--- start Record excerpts ---
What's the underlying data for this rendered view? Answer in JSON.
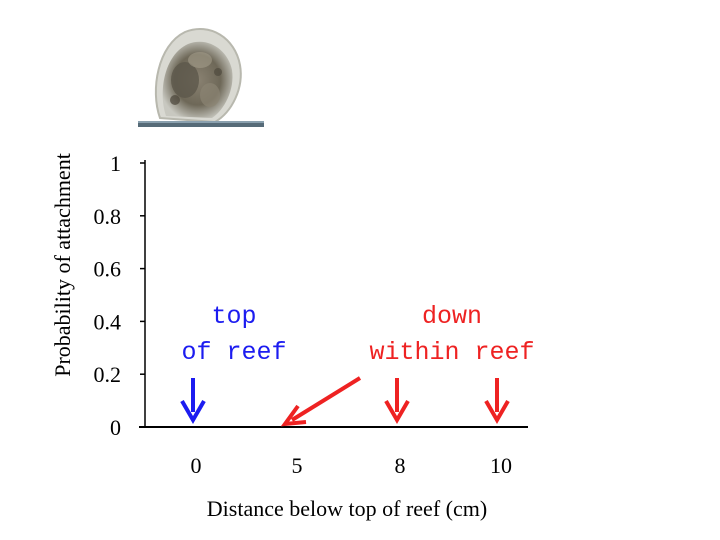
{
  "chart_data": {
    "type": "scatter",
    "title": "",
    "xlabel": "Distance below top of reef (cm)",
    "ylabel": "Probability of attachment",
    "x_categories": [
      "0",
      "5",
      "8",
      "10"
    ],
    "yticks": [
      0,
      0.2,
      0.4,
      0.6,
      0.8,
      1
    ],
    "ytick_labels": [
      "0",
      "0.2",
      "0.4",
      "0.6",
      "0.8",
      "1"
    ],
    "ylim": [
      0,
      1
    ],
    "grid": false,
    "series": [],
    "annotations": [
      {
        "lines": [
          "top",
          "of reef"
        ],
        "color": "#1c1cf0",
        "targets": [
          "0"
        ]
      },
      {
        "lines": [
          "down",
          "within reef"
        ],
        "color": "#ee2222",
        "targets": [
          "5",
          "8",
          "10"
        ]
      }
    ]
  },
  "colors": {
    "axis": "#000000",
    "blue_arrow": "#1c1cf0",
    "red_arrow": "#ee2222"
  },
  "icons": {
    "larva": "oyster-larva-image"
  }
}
--- end Record excerpts ---
--- start Record excerpts ---
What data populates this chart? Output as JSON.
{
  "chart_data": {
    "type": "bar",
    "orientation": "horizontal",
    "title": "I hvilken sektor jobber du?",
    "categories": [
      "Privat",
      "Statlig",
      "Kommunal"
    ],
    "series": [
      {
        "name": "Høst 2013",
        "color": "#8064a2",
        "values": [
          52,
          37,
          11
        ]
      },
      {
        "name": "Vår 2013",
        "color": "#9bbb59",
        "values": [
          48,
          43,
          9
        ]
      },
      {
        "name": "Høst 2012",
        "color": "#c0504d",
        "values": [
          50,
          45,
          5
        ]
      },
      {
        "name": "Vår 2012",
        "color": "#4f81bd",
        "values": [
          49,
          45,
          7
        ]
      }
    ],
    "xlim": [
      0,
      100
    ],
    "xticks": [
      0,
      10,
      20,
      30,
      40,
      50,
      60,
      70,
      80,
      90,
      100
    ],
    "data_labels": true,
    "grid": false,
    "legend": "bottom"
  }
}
--- end Record excerpts ---
--- start Record excerpts ---
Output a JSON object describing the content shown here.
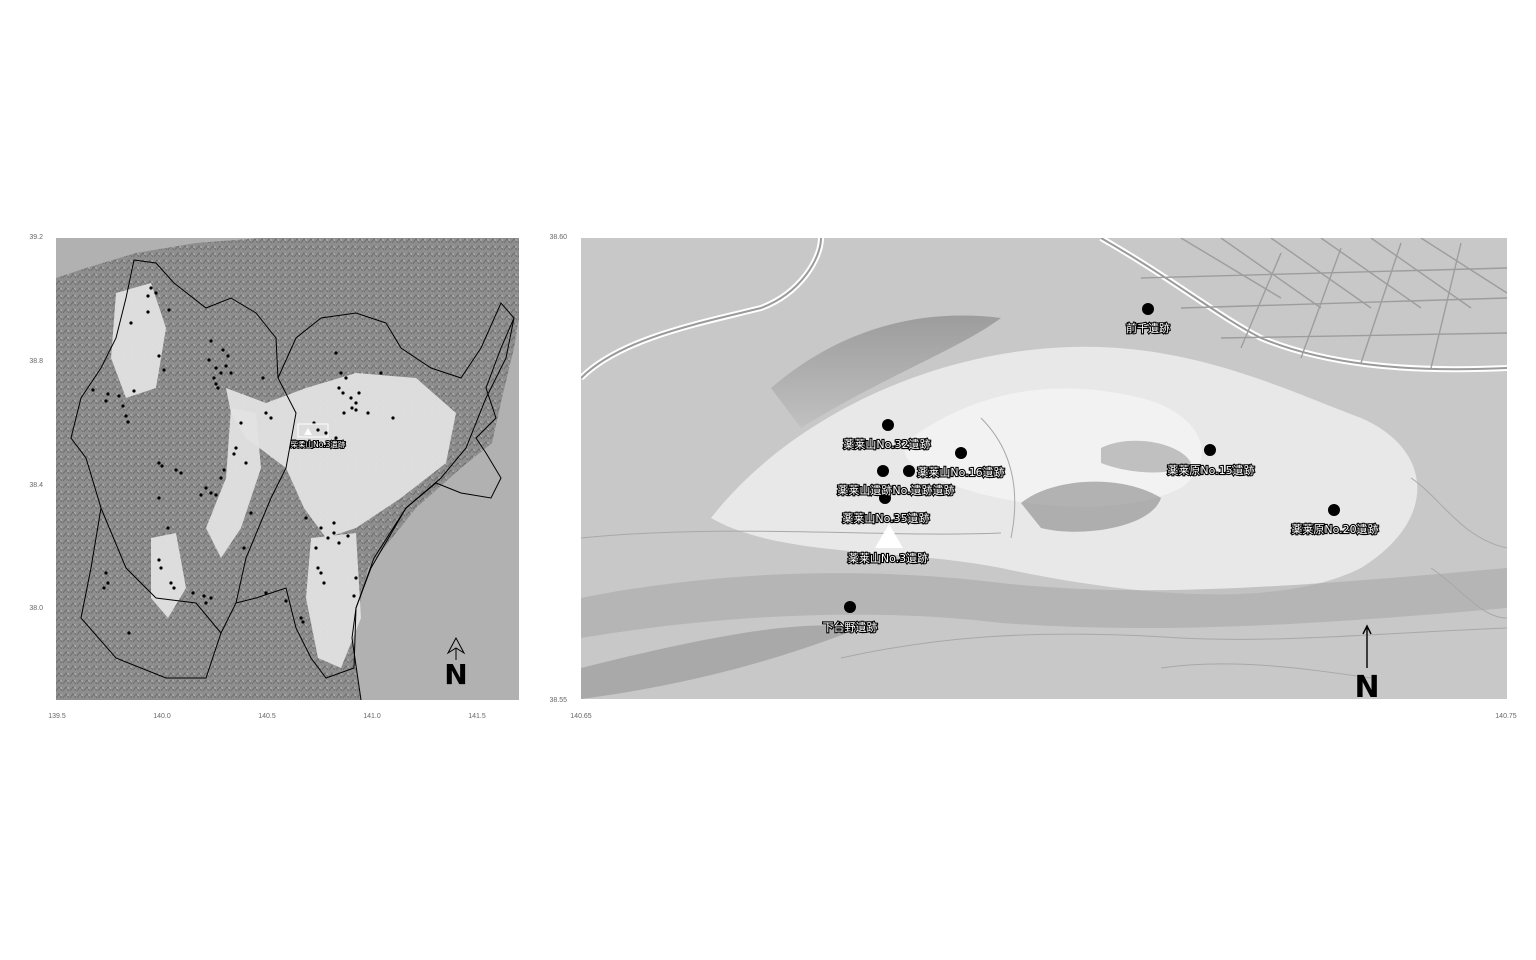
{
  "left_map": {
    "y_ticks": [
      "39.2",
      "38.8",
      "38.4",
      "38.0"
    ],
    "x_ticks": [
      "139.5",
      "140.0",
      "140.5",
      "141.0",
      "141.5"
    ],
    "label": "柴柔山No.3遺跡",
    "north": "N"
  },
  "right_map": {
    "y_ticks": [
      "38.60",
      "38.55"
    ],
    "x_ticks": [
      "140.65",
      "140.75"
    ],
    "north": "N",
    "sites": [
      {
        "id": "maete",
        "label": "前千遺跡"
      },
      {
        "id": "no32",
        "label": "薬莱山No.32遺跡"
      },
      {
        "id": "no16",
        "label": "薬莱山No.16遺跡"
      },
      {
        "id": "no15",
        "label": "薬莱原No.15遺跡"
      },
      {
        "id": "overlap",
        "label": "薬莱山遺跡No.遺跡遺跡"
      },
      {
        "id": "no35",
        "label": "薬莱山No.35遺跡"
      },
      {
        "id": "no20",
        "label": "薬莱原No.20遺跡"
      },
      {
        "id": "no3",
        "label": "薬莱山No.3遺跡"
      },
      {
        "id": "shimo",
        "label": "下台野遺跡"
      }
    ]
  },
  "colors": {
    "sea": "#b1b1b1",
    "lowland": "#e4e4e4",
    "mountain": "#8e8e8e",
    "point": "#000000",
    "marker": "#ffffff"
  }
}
--- end Record excerpts ---
Your instructions: Lines from the records above that hold "name" are the ones to list.

Output:
        "name": "Høst 2013",
        "name": "Vår 2013",
        "name": "Høst 2012",
        "name": "Vår 2012",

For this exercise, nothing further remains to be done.